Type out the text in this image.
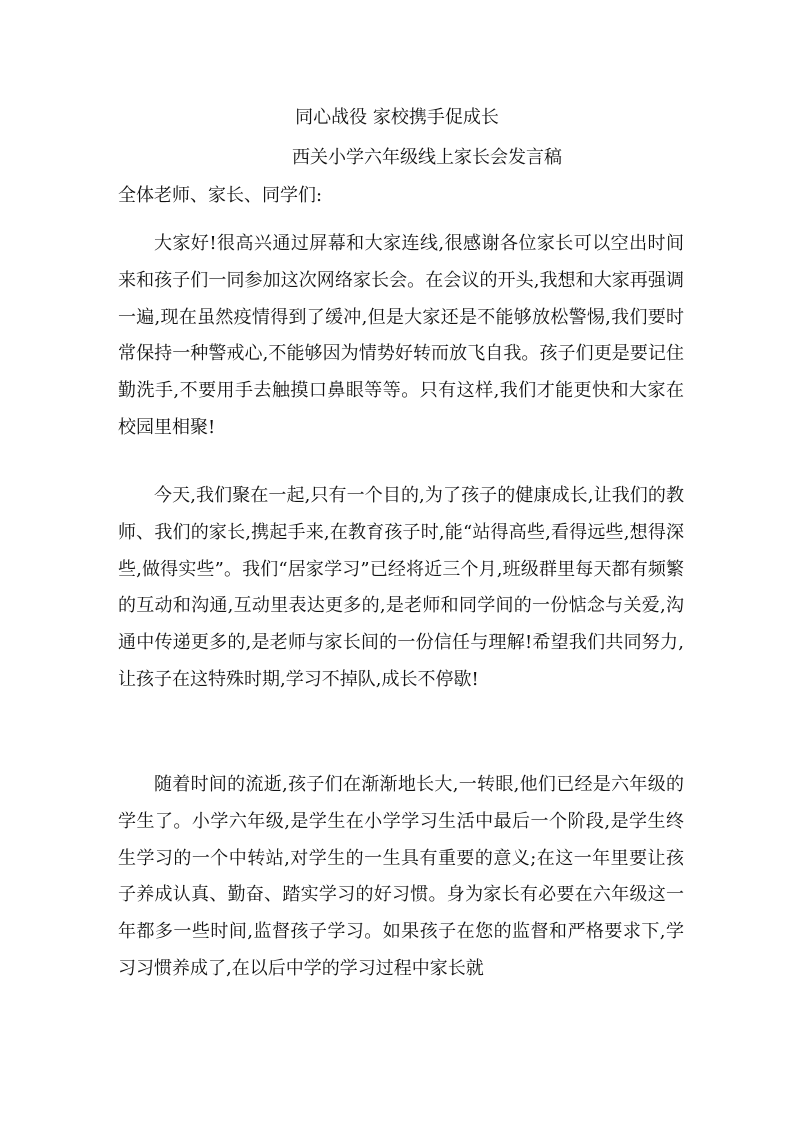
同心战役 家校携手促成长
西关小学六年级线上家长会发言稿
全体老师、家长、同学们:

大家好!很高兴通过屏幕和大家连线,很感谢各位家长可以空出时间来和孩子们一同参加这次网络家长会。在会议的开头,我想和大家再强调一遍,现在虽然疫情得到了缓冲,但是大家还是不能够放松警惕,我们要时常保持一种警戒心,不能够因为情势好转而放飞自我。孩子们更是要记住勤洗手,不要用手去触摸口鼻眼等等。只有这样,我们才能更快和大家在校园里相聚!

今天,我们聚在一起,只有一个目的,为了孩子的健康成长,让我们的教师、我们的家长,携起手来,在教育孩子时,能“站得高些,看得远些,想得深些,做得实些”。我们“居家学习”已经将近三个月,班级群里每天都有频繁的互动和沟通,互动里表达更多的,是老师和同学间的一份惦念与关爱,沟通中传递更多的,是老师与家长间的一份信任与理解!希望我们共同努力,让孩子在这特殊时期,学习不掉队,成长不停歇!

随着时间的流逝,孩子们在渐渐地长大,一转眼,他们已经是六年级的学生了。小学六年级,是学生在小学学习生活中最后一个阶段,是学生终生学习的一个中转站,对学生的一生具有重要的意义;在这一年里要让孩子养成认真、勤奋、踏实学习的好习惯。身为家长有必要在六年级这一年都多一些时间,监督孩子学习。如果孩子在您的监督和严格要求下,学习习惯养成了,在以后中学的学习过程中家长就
···
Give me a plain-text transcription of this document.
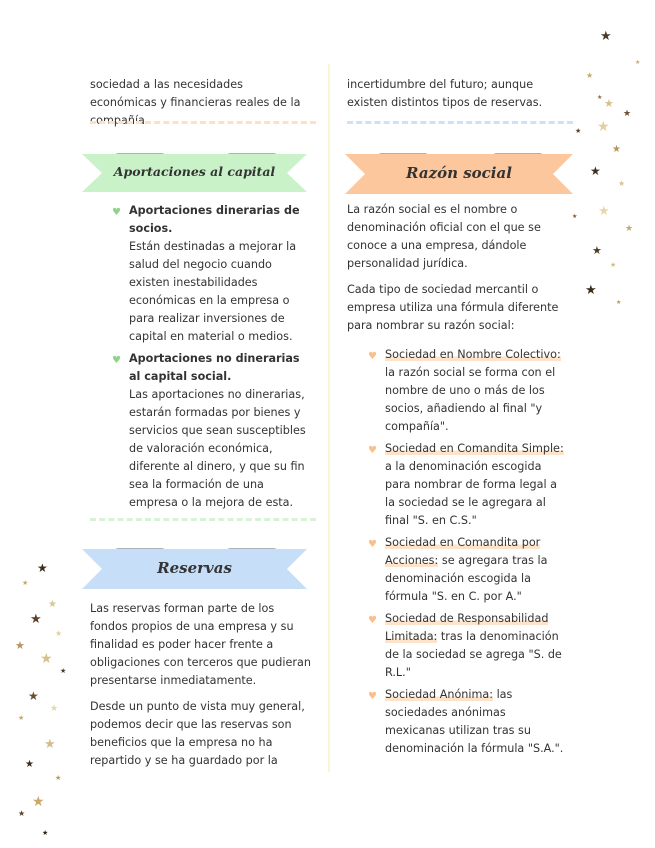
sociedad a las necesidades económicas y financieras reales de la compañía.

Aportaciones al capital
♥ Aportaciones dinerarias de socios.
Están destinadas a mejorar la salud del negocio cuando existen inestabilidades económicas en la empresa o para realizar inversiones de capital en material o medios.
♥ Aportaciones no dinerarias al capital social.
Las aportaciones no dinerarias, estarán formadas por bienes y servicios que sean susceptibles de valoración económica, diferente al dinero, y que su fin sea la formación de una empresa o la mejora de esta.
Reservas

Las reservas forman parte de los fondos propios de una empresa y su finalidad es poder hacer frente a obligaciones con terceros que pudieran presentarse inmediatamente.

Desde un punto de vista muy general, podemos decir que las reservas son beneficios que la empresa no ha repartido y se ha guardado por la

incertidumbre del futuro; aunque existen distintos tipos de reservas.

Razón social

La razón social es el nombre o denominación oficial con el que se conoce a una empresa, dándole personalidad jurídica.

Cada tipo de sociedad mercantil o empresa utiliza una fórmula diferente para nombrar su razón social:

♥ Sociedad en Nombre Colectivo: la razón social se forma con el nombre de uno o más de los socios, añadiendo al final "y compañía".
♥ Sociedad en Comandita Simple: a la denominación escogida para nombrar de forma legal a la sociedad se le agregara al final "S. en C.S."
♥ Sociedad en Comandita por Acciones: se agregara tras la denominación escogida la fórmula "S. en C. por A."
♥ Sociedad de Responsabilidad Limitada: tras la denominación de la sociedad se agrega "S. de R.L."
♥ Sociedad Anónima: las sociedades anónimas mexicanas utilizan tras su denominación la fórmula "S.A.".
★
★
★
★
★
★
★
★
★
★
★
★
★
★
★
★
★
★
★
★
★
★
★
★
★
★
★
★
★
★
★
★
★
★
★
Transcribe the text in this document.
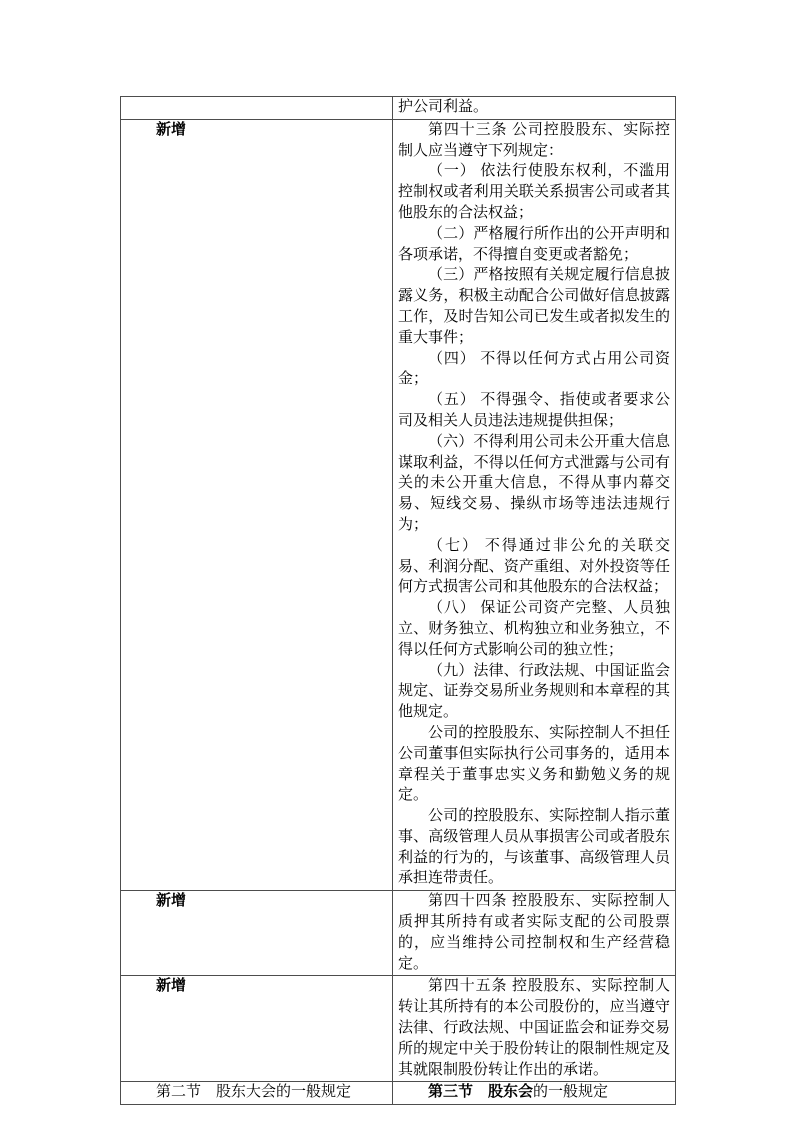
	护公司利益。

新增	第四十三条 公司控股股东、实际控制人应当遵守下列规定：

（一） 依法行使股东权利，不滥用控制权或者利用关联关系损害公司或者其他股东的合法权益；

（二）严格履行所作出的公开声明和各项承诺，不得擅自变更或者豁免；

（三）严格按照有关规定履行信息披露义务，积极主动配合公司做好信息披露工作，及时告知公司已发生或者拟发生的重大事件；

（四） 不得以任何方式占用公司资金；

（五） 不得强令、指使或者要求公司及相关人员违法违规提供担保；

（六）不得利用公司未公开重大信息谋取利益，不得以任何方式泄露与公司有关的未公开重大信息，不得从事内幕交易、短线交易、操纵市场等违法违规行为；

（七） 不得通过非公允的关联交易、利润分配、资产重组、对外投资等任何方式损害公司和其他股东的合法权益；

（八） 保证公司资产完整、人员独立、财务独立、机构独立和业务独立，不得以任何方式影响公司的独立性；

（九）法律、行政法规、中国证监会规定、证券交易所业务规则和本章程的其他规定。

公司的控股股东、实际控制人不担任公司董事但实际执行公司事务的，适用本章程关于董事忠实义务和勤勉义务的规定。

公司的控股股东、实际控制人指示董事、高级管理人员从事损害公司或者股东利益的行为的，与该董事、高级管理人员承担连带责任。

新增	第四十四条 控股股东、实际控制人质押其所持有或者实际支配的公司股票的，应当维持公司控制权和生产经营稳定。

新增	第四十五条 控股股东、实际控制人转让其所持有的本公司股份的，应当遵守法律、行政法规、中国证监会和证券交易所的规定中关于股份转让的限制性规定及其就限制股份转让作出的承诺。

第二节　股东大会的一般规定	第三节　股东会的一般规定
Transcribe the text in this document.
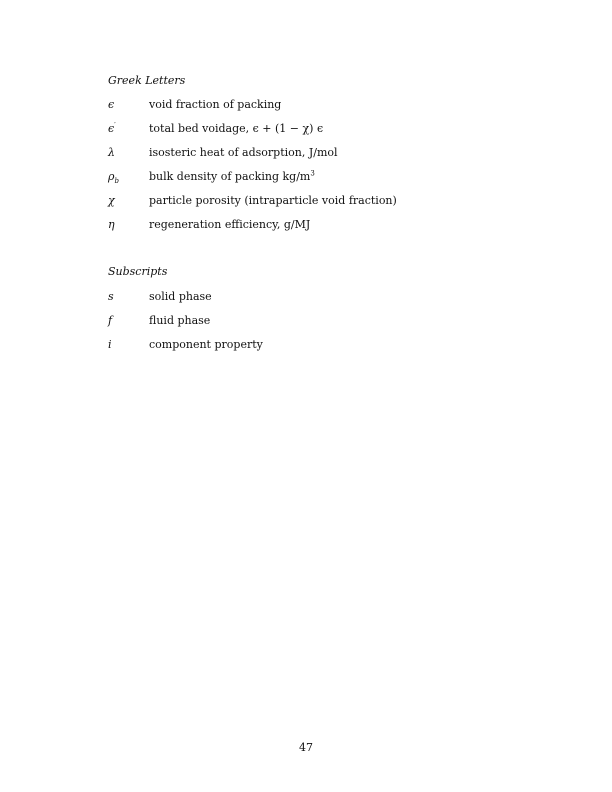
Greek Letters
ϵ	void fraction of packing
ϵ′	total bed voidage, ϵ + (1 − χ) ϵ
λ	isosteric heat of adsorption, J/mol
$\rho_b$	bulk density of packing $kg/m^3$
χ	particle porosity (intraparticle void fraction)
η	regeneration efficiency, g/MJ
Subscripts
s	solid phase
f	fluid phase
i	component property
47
···
• [WRITTEN PROBLEM]
Identify every line holding the word "Comandita" and copy it out.

• [EXERCISE SOLUTION]
♥ Sociedad en Comandita Simple: a la denominación escogida para nombrar de forma legal a la sociedad se le agregara al final "S. en C.S."
♥ Sociedad en Comandita por Acciones: se agregara tras la denominación escogida la fórmula "S. en C. por A."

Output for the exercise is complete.